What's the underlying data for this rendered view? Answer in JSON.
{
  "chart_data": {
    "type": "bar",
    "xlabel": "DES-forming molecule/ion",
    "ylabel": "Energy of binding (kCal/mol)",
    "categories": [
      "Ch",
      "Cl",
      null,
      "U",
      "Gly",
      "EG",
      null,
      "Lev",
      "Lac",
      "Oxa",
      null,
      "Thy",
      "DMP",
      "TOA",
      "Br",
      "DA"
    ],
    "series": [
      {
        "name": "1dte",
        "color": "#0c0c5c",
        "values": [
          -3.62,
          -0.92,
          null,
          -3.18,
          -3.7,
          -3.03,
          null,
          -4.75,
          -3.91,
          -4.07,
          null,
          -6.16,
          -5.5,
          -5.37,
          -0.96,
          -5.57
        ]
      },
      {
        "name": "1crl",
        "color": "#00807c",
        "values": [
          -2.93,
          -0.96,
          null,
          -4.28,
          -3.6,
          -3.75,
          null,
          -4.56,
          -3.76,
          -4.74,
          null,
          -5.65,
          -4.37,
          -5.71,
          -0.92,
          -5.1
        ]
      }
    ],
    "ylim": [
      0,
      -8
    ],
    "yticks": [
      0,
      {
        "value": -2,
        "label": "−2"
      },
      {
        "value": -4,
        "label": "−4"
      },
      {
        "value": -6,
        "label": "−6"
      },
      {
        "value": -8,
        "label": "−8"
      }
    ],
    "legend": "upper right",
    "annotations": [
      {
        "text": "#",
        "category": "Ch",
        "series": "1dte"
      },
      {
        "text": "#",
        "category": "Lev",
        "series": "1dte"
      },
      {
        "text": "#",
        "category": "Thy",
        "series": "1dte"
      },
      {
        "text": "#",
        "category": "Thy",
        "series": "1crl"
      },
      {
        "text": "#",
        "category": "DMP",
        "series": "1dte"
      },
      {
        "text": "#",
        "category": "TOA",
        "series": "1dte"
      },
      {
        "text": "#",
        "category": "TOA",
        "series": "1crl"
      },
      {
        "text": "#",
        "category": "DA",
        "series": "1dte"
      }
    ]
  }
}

# # # #

▸ Required work:
Check every line of the data above for the string "category", and copy those that have it.

▸ Response to this exercise:
        "category": "Ch",
        "category": "Lev",
        "category": "Thy",
        "category": "Thy",
        "category": "DMP",
        "category": "TOA",
        "category": "TOA",
        "category": "DA",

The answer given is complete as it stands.